● DATA IN THIS EXERCISE:
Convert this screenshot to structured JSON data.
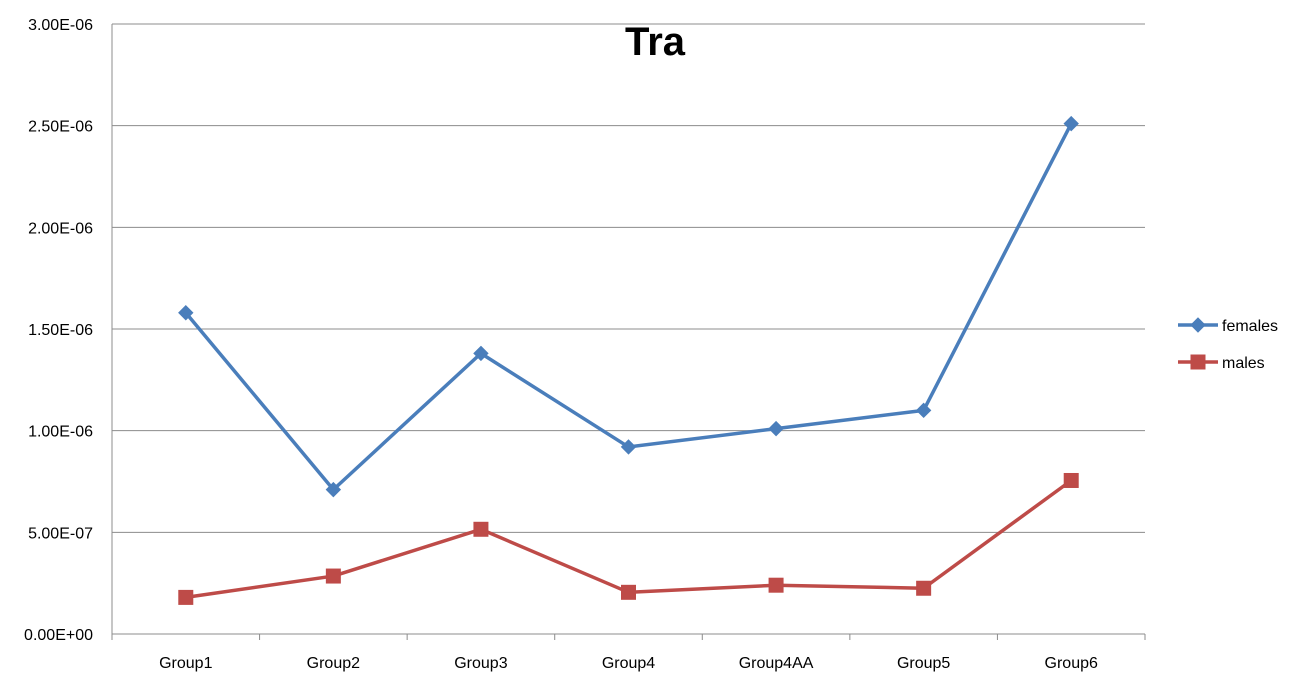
{
  "chart_data": {
    "type": "line",
    "title": "Tra",
    "xlabel": "",
    "ylabel": "",
    "categories": [
      "Group1",
      "Group2",
      "Group3",
      "Group4",
      "Group4AA",
      "Group5",
      "Group6"
    ],
    "ylim": [
      0,
      3e-06
    ],
    "yticks": [
      0,
      5e-07,
      1e-06,
      1.5e-06,
      2e-06,
      2.5e-06,
      3e-06
    ],
    "ytick_labels": [
      "0.00E+00",
      "5.00E-07",
      "1.00E-06",
      "1.50E-06",
      "2.00E-06",
      "2.50E-06",
      "3.00E-06"
    ],
    "grid": true,
    "legend_position": "right",
    "series": [
      {
        "name": "females",
        "color": "#4a7ebb",
        "marker": "diamond",
        "values": [
          1.58e-06,
          7.1e-07,
          1.38e-06,
          9.2e-07,
          1.01e-06,
          1.1e-06,
          2.51e-06
        ]
      },
      {
        "name": "males",
        "color": "#be4b48",
        "marker": "square",
        "values": [
          1.8e-07,
          2.85e-07,
          5.15e-07,
          2.05e-07,
          2.4e-07,
          2.25e-07,
          7.55e-07
        ]
      }
    ]
  }
}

● GOAL: Each line above is to be copied verbatim. Drop any image from the copy.

● ANSWER TO THIS PROBLEM:
Convert this screenshot to structured JSON data.
{
  "chart_data": {
    "type": "line",
    "title": "Tra",
    "xlabel": "",
    "ylabel": "",
    "categories": [
      "Group1",
      "Group2",
      "Group3",
      "Group4",
      "Group4AA",
      "Group5",
      "Group6"
    ],
    "ylim": [
      0,
      3e-06
    ],
    "yticks": [
      0,
      5e-07,
      1e-06,
      1.5e-06,
      2e-06,
      2.5e-06,
      3e-06
    ],
    "ytick_labels": [
      "0.00E+00",
      "5.00E-07",
      "1.00E-06",
      "1.50E-06",
      "2.00E-06",
      "2.50E-06",
      "3.00E-06"
    ],
    "grid": true,
    "legend_position": "right",
    "series": [
      {
        "name": "females",
        "color": "#4a7ebb",
        "marker": "diamond",
        "values": [
          1.58e-06,
          7.1e-07,
          1.38e-06,
          9.2e-07,
          1.01e-06,
          1.1e-06,
          2.51e-06
        ]
      },
      {
        "name": "males",
        "color": "#be4b48",
        "marker": "square",
        "values": [
          1.8e-07,
          2.85e-07,
          5.15e-07,
          2.05e-07,
          2.4e-07,
          2.25e-07,
          7.55e-07
        ]
      }
    ]
  }
}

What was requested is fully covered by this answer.